**Your goal:** Scan the data beneath this task and copy each line that includes "JSON".
<<<<
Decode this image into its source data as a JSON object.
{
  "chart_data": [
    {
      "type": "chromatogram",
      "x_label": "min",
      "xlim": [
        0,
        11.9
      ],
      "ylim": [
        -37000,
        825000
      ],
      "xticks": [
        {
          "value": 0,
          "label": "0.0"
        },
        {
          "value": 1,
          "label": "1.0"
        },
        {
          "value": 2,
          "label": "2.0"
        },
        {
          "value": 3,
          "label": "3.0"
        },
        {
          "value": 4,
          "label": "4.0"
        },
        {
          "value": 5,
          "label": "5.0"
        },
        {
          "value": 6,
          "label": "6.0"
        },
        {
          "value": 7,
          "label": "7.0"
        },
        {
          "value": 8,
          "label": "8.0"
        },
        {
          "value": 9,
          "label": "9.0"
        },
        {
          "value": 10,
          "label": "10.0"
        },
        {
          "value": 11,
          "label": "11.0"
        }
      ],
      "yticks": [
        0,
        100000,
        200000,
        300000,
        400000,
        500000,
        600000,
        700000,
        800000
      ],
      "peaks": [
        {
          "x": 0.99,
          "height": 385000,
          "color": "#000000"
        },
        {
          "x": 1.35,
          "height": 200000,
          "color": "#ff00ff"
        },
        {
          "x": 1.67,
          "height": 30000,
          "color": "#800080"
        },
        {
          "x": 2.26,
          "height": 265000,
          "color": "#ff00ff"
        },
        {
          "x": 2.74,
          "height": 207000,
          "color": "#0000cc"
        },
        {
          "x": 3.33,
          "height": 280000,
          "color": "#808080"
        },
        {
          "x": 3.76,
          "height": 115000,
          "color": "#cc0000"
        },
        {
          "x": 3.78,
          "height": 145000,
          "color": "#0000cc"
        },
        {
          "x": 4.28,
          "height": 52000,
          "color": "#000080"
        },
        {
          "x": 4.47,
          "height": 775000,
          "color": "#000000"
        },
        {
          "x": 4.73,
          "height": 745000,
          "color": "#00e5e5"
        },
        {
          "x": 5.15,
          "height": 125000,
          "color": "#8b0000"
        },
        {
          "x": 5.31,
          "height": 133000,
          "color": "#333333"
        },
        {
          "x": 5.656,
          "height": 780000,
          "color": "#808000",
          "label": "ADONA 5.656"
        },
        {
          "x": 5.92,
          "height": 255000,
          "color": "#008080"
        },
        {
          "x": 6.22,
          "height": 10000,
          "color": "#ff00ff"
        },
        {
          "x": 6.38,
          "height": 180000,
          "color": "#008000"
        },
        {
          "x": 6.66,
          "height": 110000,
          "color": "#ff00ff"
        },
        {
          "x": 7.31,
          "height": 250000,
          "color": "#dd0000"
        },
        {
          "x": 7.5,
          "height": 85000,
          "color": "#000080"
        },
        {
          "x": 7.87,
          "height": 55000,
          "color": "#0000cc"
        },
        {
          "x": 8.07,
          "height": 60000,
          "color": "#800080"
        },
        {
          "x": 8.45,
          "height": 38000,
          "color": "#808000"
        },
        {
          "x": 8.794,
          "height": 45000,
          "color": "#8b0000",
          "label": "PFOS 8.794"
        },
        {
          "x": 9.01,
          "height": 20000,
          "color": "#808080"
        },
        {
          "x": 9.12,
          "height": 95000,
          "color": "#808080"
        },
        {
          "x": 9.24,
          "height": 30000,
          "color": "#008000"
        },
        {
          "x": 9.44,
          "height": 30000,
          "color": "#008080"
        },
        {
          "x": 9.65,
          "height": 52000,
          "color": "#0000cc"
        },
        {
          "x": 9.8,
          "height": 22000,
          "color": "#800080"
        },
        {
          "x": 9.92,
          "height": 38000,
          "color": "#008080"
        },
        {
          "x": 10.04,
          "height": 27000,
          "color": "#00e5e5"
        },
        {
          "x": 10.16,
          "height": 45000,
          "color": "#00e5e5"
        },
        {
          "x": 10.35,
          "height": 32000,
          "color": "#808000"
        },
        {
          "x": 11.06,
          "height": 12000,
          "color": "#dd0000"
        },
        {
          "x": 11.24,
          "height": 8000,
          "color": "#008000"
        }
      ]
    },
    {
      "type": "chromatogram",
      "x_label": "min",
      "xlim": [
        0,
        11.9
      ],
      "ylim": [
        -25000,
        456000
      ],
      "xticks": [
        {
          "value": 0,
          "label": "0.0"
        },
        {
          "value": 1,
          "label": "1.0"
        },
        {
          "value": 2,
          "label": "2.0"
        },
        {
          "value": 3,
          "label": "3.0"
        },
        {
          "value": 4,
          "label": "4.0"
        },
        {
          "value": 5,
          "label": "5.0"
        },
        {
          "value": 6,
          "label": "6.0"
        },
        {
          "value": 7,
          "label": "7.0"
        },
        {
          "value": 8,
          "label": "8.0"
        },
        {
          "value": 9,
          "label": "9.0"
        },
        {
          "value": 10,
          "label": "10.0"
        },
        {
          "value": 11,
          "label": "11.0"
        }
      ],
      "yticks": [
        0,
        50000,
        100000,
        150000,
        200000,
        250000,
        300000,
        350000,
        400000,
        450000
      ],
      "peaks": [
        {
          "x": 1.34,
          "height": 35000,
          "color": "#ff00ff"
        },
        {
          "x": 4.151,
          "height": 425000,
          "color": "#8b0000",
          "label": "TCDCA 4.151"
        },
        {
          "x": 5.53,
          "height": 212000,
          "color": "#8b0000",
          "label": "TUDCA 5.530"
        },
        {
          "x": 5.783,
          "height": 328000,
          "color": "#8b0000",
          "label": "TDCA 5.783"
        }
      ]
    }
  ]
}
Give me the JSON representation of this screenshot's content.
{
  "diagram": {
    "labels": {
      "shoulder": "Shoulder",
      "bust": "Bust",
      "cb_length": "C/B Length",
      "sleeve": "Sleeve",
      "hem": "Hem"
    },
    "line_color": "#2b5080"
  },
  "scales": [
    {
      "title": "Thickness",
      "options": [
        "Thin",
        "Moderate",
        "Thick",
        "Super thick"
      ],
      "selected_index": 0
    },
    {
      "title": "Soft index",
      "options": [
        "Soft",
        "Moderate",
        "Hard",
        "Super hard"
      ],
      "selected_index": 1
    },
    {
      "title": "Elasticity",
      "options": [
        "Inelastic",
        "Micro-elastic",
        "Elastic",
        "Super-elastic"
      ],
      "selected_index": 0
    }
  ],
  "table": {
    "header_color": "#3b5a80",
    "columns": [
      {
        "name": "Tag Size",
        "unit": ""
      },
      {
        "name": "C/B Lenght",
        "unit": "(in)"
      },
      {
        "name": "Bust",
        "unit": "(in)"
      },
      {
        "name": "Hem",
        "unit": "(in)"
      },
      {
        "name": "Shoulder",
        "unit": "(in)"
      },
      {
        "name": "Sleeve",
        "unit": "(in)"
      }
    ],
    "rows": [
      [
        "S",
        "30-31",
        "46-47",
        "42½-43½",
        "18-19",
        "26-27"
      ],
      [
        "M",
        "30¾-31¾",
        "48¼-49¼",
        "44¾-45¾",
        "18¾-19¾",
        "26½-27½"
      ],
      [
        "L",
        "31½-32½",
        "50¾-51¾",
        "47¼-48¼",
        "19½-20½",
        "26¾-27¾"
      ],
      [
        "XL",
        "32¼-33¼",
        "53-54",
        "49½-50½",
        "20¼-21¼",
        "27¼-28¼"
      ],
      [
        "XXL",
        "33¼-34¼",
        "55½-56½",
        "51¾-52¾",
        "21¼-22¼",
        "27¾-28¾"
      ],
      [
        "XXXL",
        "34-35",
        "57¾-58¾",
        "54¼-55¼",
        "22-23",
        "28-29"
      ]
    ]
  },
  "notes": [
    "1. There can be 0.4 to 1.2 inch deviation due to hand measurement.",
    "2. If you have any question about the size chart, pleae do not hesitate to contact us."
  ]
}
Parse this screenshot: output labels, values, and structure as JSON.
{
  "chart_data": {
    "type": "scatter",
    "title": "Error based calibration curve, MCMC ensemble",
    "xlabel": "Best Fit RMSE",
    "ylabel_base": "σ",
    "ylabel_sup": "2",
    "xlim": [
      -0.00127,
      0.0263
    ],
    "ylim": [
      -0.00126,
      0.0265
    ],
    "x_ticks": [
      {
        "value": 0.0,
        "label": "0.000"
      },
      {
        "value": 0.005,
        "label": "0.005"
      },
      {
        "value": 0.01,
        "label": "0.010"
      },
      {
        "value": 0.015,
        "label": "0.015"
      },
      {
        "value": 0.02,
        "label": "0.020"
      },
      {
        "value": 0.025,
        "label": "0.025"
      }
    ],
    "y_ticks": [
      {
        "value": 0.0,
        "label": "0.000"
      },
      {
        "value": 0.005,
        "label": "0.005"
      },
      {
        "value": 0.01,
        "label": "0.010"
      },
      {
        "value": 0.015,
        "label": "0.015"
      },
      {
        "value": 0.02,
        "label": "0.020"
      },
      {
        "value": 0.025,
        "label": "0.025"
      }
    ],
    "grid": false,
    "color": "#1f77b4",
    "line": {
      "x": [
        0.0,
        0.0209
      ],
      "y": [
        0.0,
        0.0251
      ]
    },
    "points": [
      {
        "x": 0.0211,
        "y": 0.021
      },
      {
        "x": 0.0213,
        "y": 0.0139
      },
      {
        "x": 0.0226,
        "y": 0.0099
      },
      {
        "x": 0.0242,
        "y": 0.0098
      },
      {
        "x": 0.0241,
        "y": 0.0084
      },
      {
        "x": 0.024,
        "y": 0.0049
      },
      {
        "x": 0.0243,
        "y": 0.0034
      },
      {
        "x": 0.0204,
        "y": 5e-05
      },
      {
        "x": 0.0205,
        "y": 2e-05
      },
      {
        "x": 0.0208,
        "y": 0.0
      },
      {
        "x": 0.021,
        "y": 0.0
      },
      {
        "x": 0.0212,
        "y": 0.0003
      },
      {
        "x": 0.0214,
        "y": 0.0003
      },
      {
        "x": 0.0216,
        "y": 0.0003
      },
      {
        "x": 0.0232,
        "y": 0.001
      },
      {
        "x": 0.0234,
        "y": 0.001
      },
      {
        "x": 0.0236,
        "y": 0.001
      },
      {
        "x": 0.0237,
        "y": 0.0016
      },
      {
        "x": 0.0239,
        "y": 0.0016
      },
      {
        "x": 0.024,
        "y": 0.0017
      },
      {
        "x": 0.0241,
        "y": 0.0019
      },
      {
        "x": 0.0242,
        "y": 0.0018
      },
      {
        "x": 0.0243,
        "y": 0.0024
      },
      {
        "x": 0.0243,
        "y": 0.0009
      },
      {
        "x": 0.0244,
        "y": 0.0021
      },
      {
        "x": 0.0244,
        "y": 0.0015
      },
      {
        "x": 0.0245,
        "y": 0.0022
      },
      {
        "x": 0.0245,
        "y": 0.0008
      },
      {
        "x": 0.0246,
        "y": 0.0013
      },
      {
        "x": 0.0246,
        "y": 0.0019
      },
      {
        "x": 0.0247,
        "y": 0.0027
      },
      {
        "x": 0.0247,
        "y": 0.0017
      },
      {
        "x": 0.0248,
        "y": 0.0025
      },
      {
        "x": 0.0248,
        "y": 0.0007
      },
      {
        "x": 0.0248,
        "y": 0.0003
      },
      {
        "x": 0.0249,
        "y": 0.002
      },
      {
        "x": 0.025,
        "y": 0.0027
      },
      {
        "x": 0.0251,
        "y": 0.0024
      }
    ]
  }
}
>>>>
**Correct answer:**
Decode this image into its source data as a JSON object.
Give me the JSON representation of this screenshot's content.
Parse this screenshot: output labels, values, and structure as JSON.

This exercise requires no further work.